> _Exercise_
Repeat the lines below exactly as they appear, but leave out the images.
►
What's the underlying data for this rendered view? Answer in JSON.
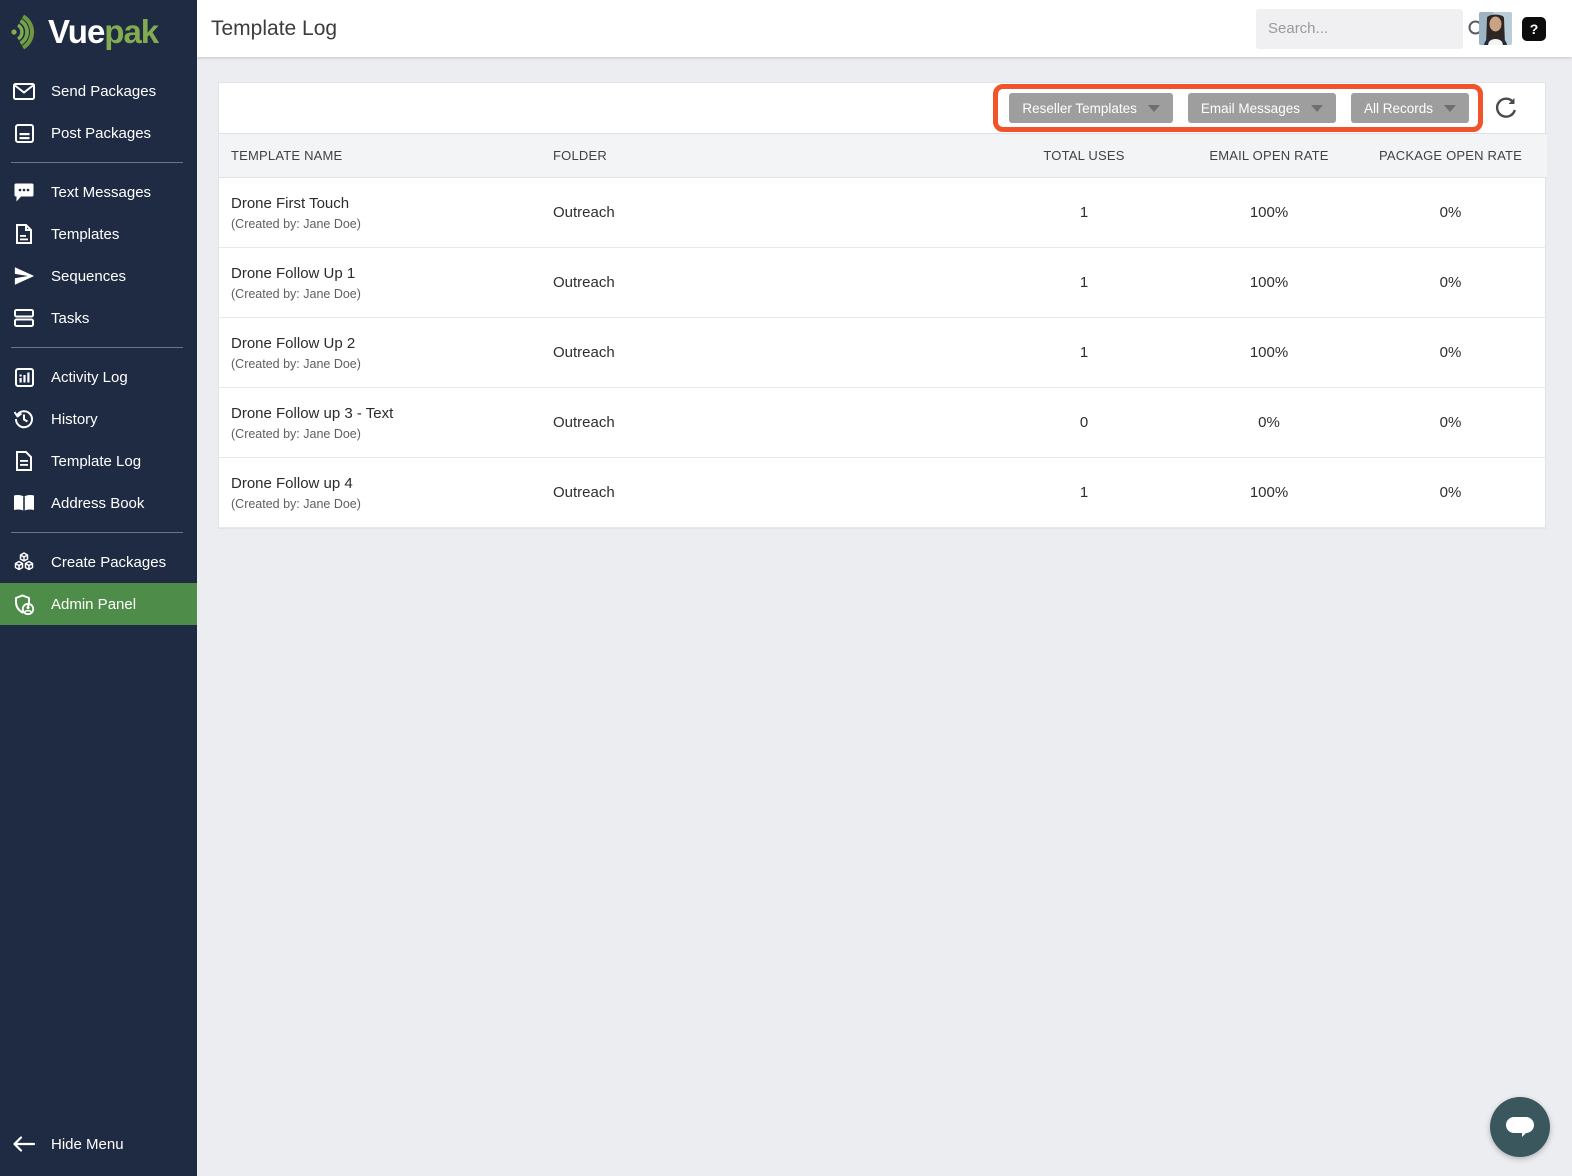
{
  "brand": {
    "logo_icon": "sound-wave-arcs-icon",
    "name_primary": "Vue",
    "name_secondary": "pak"
  },
  "header": {
    "title": "Template Log",
    "search_placeholder": "Search...",
    "help_label": "?",
    "icons": [
      "search-icon",
      "user-avatar",
      "help-icon"
    ]
  },
  "sidebar": {
    "sections": [
      {
        "items": [
          {
            "icon": "envelope-icon",
            "label": "Send Packages"
          },
          {
            "icon": "post-document-icon",
            "label": "Post Packages"
          }
        ]
      },
      {
        "items": [
          {
            "icon": "chat-bubble-dots-icon",
            "label": "Text Messages"
          },
          {
            "icon": "file-icon",
            "label": "Templates"
          },
          {
            "icon": "send-plane-icon",
            "label": "Sequences"
          },
          {
            "icon": "stacked-rows-icon",
            "label": "Tasks"
          }
        ]
      },
      {
        "items": [
          {
            "icon": "bar-chart-icon",
            "label": "Activity Log"
          },
          {
            "icon": "history-clock-icon",
            "label": "History"
          },
          {
            "icon": "file-lines-icon",
            "label": "Template Log"
          },
          {
            "icon": "address-book-icon",
            "label": "Address Book"
          }
        ]
      },
      {
        "items": [
          {
            "icon": "cubes-icon",
            "label": "Create Packages"
          },
          {
            "icon": "admin-shield-icon",
            "label": "Admin Panel",
            "active": true
          }
        ]
      }
    ],
    "footer": {
      "icon": "back-arrow-icon",
      "label": "Hide Menu"
    }
  },
  "toolbar": {
    "dropdowns": [
      {
        "label": "Reseller Templates",
        "icon": "caret-down-icon"
      },
      {
        "label": "Email Messages",
        "icon": "caret-down-icon"
      },
      {
        "label": "All Records",
        "icon": "caret-down-icon"
      }
    ],
    "refresh_icon": "refresh-icon",
    "annotation": "orange-highlight-box"
  },
  "table": {
    "columns": [
      "TEMPLATE NAME",
      "FOLDER",
      "TOTAL USES",
      "EMAIL OPEN RATE",
      "PACKAGE OPEN RATE"
    ],
    "rows": [
      {
        "name": "Drone First Touch",
        "created_by": "(Created by: Jane Doe)",
        "folder": "Outreach",
        "total_uses": "1",
        "email_open_rate": "100%",
        "package_open_rate": "0%"
      },
      {
        "name": "Drone Follow Up 1",
        "created_by": "(Created by: Jane Doe)",
        "folder": "Outreach",
        "total_uses": "1",
        "email_open_rate": "100%",
        "package_open_rate": "0%"
      },
      {
        "name": "Drone Follow Up 2",
        "created_by": "(Created by: Jane Doe)",
        "folder": "Outreach",
        "total_uses": "1",
        "email_open_rate": "100%",
        "package_open_rate": "0%"
      },
      {
        "name": "Drone Follow up 3 - Text",
        "created_by": "(Created by: Jane Doe)",
        "folder": "Outreach",
        "total_uses": "0",
        "email_open_rate": "0%",
        "package_open_rate": "0%"
      },
      {
        "name": "Drone Follow up 4",
        "created_by": "(Created by: Jane Doe)",
        "folder": "Outreach",
        "total_uses": "1",
        "email_open_rate": "100%",
        "package_open_rate": "0%"
      }
    ]
  },
  "chat": {
    "icon": "chat-launcher-icon"
  },
  "colors": {
    "sidebar_navy": "#1f2b42",
    "active_green": "#4e8c49",
    "logo_green": "#82ab52",
    "annotation_orange": "#f1542b",
    "button_gray": "#9e9e9e",
    "chat_teal": "#3a575d",
    "content_bg": "#ecedf1"
  }
}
◄
> _Response below_
What's the underlying data for this rendered view? Answer in JSON.
{
  "brand": {
    "logo_icon": "sound-wave-arcs-icon",
    "name_primary": "Vue",
    "name_secondary": "pak"
  },
  "header": {
    "title": "Template Log",
    "search_placeholder": "Search...",
    "help_label": "?",
    "icons": [
      "search-icon",
      "user-avatar",
      "help-icon"
    ]
  },
  "sidebar": {
    "sections": [
      {
        "items": [
          {
            "icon": "envelope-icon",
            "label": "Send Packages"
          },
          {
            "icon": "post-document-icon",
            "label": "Post Packages"
          }
        ]
      },
      {
        "items": [
          {
            "icon": "chat-bubble-dots-icon",
            "label": "Text Messages"
          },
          {
            "icon": "file-icon",
            "label": "Templates"
          },
          {
            "icon": "send-plane-icon",
            "label": "Sequences"
          },
          {
            "icon": "stacked-rows-icon",
            "label": "Tasks"
          }
        ]
      },
      {
        "items": [
          {
            "icon": "bar-chart-icon",
            "label": "Activity Log"
          },
          {
            "icon": "history-clock-icon",
            "label": "History"
          },
          {
            "icon": "file-lines-icon",
            "label": "Template Log"
          },
          {
            "icon": "address-book-icon",
            "label": "Address Book"
          }
        ]
      },
      {
        "items": [
          {
            "icon": "cubes-icon",
            "label": "Create Packages"
          },
          {
            "icon": "admin-shield-icon",
            "label": "Admin Panel",
            "active": true
          }
        ]
      }
    ],
    "footer": {
      "icon": "back-arrow-icon",
      "label": "Hide Menu"
    }
  },
  "toolbar": {
    "dropdowns": [
      {
        "label": "Reseller Templates",
        "icon": "caret-down-icon"
      },
      {
        "label": "Email Messages",
        "icon": "caret-down-icon"
      },
      {
        "label": "All Records",
        "icon": "caret-down-icon"
      }
    ],
    "refresh_icon": "refresh-icon",
    "annotation": "orange-highlight-box"
  },
  "table": {
    "columns": [
      "TEMPLATE NAME",
      "FOLDER",
      "TOTAL USES",
      "EMAIL OPEN RATE",
      "PACKAGE OPEN RATE"
    ],
    "rows": [
      {
        "name": "Drone First Touch",
        "created_by": "(Created by: Jane Doe)",
        "folder": "Outreach",
        "total_uses": "1",
        "email_open_rate": "100%",
        "package_open_rate": "0%"
      },
      {
        "name": "Drone Follow Up 1",
        "created_by": "(Created by: Jane Doe)",
        "folder": "Outreach",
        "total_uses": "1",
        "email_open_rate": "100%",
        "package_open_rate": "0%"
      },
      {
        "name": "Drone Follow Up 2",
        "created_by": "(Created by: Jane Doe)",
        "folder": "Outreach",
        "total_uses": "1",
        "email_open_rate": "100%",
        "package_open_rate": "0%"
      },
      {
        "name": "Drone Follow up 3 - Text",
        "created_by": "(Created by: Jane Doe)",
        "folder": "Outreach",
        "total_uses": "0",
        "email_open_rate": "0%",
        "package_open_rate": "0%"
      },
      {
        "name": "Drone Follow up 4",
        "created_by": "(Created by: Jane Doe)",
        "folder": "Outreach",
        "total_uses": "1",
        "email_open_rate": "100%",
        "package_open_rate": "0%"
      }
    ]
  },
  "chat": {
    "icon": "chat-launcher-icon"
  },
  "colors": {
    "sidebar_navy": "#1f2b42",
    "active_green": "#4e8c49",
    "logo_green": "#82ab52",
    "annotation_orange": "#f1542b",
    "button_gray": "#9e9e9e",
    "chat_teal": "#3a575d",
    "content_bg": "#ecedf1"
  }
}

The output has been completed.